#### Required work
Will you extract the entries word for word? Images should not appear in the copy.

#### Data for processing

◇ ◇ ◇ ◇ ◇

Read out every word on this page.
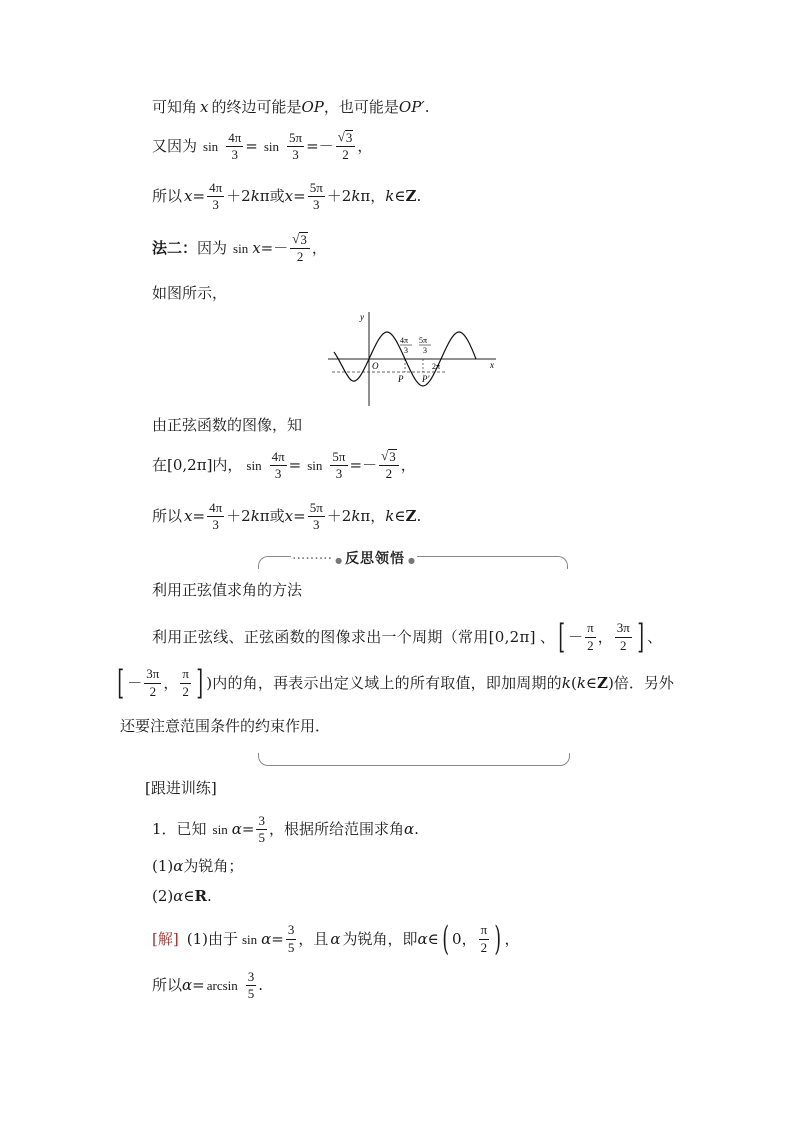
可知角 x 的终边可能是 OP ，也可能是 OP′ .
又因为 $\sin \frac{4\pi}{3} = \sin \frac{5\pi}{3}$ = － $\frac{√ 3}{2}$ ，
所以 $x = \frac{4\pi}{3} +2$ k π 或 $x = \frac{5\pi}{3} +2$ k π ， k ∈ Z .
法二： 因为 sin x = － $\frac{√ 3}{2}$ ，
如图所示，
y
x
O
4π
3
5π
3
2π
P P′
由正弦函数的图像，知
在[0,2π]内， $\sin \frac{4\pi}{3} = \sin \frac{5\pi}{3}$ = － $\frac{√ 3}{2}$ ，
所以 $x = \frac{4\pi}{3} +2$ k π 或 $x = \frac{5\pi}{3} +2$ k π ， k ∈ Z .
········· ● 反思领悟 ●
利用正弦值求角的方法
利用正弦线、正弦函数的图像求出一个周期（常用[0,2π] 、 [ － $\frac{\pi}{2}$ ， $\frac{3\pi}{2}$ ] 、
[ － $\frac{3\pi}{2}$ ， $\frac{\pi}{2}$ ] )内的角，再表示出定义域上的所有取值，即加周期的 k ( k ∈ Z )倍．另外
还要注意范围条件的约束作用．
[跟进训练]
1．已知 $\sin \alpha = \frac{3}{5}$ ，根据所给范围求角 α .
(1) α 为锐角；
(2) α ∈ R .
[解] (1)由于 $\sin \alpha = \frac{3}{5}$ ，且 α 为锐角，即 α ∈ ( 0， $\frac{\pi}{2}$ ) ，
所以 $\alpha = \arcsin \frac{3}{5}$ .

◇ ◇ ◇ ◇ ◇

#### Exercise solution
Read out every word on this page.
可知角 x 的终边可能是 OP ，也可能是 OP′ .
又因为 $\sin \frac{4\pi}{3} = \sin \frac{5\pi}{3}$ = － $\frac{√ 3}{2}$ ，
所以 $x = \frac{4\pi}{3} +2$ k π 或 $x = \frac{5\pi}{3} +2$ k π ， k ∈ Z .
法二： 因为 sin x = － $\frac{√ 3}{2}$ ，
如图所示，
y
x
O
4π
3
5π
3
2π
P P′
由正弦函数的图像，知
在[0,2π]内， $\sin \frac{4\pi}{3} = \sin \frac{5\pi}{3}$ = － $\frac{√ 3}{2}$ ，
所以 $x = \frac{4\pi}{3} +2$ k π 或 $x = \frac{5\pi}{3} +2$ k π ， k ∈ Z .
········· ● 反思领悟 ●
利用正弦值求角的方法
利用正弦线、正弦函数的图像求出一个周期（常用[0,2π] 、 [ － $\frac{\pi}{2}$ ， $\frac{3\pi}{2}$ ] 、
[ － $\frac{3\pi}{2}$ ， $\frac{\pi}{2}$ ] )内的角，再表示出定义域上的所有取值，即加周期的 k ( k ∈ Z )倍．另外
还要注意范围条件的约束作用．
[跟进训练]
1．已知 $\sin \alpha = \frac{3}{5}$ ，根据所给范围求角 α .
(1) α 为锐角；
(2) α ∈ R .
[解] (1)由于 $\sin \alpha = \frac{3}{5}$ ，且 α 为锐角，即 α ∈ ( 0， $\frac{\pi}{2}$ ) ，
所以 $\alpha = \arcsin \frac{3}{5}$ .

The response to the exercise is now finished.